» **WORK TO DO**
Search the data for the word "فعال" and copy every line that contains it.

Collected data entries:
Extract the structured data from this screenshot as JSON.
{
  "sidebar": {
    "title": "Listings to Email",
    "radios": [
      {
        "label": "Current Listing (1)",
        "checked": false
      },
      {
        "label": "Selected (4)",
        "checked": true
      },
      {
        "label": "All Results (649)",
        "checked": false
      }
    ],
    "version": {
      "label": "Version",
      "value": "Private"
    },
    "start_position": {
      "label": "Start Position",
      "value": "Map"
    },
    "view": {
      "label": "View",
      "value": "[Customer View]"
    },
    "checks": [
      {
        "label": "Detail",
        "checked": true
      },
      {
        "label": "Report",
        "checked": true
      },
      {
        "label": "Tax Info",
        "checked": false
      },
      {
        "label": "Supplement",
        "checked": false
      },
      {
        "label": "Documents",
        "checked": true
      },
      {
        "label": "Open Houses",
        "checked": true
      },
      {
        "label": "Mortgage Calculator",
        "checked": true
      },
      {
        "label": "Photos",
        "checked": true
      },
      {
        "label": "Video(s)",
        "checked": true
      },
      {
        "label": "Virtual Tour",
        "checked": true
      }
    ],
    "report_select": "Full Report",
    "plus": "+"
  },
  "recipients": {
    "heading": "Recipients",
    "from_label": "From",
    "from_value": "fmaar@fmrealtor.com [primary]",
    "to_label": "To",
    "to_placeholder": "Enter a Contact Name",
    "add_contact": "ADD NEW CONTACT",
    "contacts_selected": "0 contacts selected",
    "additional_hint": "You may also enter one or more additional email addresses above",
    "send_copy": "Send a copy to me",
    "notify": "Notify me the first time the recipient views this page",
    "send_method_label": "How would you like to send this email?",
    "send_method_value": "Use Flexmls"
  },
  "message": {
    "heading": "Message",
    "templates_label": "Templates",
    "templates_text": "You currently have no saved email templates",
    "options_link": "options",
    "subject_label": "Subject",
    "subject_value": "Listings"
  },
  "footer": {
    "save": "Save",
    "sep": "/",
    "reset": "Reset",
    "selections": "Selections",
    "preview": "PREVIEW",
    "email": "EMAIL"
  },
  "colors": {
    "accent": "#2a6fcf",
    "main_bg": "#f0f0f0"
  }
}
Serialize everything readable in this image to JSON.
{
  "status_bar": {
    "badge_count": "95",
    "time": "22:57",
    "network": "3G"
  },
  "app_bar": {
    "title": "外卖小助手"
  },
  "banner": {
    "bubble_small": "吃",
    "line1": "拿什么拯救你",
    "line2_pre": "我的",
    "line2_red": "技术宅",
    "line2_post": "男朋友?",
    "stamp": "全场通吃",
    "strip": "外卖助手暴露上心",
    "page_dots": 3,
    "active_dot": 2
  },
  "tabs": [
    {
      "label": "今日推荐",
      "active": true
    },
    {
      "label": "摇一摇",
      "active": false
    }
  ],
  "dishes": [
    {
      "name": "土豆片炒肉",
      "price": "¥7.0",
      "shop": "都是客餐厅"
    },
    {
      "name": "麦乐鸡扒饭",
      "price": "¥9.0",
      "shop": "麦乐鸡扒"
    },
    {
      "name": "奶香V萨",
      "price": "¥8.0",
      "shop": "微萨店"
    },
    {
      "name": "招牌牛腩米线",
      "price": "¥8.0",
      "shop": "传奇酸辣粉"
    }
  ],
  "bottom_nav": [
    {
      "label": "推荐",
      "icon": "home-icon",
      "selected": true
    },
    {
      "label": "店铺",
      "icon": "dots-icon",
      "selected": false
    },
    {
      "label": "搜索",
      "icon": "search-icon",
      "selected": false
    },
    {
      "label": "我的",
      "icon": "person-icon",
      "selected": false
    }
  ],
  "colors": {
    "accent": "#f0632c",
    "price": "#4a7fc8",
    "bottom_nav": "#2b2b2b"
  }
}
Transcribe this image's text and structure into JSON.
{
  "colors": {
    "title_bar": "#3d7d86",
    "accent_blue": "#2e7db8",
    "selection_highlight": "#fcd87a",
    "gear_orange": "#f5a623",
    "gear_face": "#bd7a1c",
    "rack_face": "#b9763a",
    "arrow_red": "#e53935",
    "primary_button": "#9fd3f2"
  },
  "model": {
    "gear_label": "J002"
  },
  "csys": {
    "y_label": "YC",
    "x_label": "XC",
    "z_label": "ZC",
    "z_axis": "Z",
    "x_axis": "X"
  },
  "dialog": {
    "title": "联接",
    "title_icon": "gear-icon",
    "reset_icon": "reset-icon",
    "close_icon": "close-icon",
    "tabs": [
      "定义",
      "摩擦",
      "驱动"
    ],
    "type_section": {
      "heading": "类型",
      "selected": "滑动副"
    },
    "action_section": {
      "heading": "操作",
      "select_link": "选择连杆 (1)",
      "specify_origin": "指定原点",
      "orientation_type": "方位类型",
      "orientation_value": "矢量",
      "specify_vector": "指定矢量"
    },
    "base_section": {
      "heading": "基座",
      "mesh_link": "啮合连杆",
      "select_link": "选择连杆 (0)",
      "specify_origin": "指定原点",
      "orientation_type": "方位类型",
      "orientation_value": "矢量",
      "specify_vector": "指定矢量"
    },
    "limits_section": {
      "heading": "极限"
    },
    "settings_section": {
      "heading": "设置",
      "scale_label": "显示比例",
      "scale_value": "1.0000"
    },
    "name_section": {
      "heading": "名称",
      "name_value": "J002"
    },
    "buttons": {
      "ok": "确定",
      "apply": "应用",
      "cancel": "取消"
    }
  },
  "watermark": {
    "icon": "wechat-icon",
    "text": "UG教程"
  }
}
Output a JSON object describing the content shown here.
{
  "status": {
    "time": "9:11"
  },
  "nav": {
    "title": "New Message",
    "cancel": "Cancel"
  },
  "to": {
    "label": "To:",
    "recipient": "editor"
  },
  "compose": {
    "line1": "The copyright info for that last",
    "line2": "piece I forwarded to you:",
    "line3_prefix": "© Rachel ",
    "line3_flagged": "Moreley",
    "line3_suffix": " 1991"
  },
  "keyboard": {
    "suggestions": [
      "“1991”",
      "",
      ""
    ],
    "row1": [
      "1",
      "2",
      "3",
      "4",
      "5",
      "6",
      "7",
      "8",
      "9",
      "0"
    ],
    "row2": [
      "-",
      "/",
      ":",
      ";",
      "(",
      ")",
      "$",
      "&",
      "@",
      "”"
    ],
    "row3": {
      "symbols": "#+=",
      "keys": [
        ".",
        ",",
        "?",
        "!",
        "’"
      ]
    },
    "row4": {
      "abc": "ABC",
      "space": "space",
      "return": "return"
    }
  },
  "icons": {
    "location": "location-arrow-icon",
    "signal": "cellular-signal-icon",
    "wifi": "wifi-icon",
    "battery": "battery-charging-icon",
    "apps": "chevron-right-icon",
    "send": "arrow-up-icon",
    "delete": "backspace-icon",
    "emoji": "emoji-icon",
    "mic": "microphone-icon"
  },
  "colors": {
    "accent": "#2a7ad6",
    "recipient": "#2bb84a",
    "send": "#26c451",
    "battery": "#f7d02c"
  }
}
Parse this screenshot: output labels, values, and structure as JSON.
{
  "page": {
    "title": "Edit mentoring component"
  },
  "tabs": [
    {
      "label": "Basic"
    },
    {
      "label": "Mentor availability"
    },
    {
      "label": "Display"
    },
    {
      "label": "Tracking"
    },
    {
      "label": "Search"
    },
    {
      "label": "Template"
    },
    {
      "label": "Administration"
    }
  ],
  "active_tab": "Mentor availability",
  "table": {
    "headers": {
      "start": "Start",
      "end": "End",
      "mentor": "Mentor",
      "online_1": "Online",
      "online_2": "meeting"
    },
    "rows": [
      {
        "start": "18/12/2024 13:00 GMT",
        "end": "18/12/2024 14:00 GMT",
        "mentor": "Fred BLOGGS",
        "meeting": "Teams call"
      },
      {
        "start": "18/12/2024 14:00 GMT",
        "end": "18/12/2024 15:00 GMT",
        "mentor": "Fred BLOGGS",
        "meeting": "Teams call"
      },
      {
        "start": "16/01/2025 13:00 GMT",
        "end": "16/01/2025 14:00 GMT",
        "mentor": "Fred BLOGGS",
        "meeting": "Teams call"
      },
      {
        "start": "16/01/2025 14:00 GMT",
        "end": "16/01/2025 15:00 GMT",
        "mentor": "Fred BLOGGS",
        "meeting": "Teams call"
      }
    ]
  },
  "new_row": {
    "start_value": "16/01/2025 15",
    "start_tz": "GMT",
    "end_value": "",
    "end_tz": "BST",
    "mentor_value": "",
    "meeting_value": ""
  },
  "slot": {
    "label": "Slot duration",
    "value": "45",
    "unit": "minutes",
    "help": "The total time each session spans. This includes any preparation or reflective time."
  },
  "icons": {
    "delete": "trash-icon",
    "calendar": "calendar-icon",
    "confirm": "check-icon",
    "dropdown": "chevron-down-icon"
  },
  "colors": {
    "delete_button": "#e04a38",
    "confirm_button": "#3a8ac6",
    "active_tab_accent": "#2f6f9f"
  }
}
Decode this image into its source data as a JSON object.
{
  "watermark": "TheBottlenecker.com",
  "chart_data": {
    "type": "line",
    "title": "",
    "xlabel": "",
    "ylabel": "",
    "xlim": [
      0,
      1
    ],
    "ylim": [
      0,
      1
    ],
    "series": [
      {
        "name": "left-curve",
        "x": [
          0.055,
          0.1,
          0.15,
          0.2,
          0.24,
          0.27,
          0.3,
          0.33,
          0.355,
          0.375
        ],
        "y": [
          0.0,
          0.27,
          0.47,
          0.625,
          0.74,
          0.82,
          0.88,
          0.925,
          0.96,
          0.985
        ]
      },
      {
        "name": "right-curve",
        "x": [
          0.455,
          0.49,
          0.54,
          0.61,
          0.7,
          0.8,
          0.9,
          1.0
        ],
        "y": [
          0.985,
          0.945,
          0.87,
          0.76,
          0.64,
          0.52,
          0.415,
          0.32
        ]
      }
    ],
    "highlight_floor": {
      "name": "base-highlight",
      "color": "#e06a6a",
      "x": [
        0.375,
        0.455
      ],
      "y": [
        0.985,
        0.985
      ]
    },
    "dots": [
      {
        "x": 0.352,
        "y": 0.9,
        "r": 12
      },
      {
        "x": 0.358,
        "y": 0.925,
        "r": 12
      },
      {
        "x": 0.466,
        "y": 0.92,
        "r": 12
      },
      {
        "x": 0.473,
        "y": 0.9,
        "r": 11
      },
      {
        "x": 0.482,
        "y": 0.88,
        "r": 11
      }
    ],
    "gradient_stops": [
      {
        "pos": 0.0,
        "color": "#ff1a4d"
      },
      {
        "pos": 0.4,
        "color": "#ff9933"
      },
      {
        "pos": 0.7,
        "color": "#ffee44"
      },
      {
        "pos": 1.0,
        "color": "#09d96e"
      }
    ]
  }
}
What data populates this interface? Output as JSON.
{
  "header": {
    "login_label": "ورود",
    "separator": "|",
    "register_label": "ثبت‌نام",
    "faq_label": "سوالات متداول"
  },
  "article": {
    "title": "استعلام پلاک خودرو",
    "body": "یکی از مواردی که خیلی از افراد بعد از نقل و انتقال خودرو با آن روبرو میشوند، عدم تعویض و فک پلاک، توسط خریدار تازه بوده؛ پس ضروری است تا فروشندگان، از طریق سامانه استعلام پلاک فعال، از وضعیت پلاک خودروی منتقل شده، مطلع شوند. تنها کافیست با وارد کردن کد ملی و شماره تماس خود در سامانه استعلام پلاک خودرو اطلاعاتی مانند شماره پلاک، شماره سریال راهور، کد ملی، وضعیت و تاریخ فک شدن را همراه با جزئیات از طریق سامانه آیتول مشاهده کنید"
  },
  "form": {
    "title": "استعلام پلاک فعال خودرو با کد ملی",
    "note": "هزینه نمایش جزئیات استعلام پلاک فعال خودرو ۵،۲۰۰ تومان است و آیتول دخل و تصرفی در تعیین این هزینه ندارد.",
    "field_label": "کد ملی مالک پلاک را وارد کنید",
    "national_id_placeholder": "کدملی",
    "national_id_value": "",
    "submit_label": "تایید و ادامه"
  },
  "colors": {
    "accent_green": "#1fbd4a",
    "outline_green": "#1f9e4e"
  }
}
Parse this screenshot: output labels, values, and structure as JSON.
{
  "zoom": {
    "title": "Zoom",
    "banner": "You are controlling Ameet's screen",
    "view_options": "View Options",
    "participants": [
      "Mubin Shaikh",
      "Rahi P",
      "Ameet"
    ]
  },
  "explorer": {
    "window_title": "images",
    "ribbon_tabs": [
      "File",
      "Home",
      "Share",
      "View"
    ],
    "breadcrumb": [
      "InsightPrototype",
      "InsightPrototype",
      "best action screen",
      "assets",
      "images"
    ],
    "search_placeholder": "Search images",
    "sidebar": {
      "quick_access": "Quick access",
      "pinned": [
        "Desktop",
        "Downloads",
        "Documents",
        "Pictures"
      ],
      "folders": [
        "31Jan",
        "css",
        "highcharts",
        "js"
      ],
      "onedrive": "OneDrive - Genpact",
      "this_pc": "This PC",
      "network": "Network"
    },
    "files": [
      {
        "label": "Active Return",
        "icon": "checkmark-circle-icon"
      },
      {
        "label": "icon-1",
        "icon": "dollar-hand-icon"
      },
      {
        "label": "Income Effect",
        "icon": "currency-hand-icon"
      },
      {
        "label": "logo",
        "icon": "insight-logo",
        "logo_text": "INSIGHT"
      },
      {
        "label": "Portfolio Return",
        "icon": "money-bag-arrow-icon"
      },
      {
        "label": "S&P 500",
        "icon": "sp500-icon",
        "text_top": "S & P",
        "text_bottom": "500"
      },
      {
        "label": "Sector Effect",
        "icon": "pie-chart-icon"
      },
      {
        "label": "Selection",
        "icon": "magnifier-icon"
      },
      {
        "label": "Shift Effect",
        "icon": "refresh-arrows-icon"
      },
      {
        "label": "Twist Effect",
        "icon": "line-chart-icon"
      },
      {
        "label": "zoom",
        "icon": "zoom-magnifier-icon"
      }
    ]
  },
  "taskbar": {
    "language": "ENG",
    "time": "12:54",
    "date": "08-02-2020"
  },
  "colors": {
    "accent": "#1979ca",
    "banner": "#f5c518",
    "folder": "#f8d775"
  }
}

» **SOLUTION TO THIS EXERCISE**
    "body": "یکی از مواردی که خیلی از افراد بعد از نقل و انتقال خودرو با آن روبرو میشوند، عدم تعویض و فک پلاک، توسط خریدار تازه بوده؛ پس ضروری است تا فروشندگان، از طریق سامانه استعلام پلاک فعال، از وضعیت پلاک خودروی منتقل شده، مطلع شوند. تنها کافیست با وارد کردن کد ملی و شماره تماس خود در سامانه استعلام پلاک خودرو اطلاعاتی مانند شماره پلاک، شماره سریال راهور، کد ملی، وضعیت و تاریخ فک شدن را همراه با جزئیات از طریق سامانه آیتول مشاهده کنید"
    "title": "استعلام پلاک فعال خودرو با کد ملی",
    "note": "هزینه نمایش جزئیات استعلام پلاک فعال خودرو ۵،۲۰۰ تومان است و آیتول دخل و تصرفی در تعیین این هزینه ندارد.",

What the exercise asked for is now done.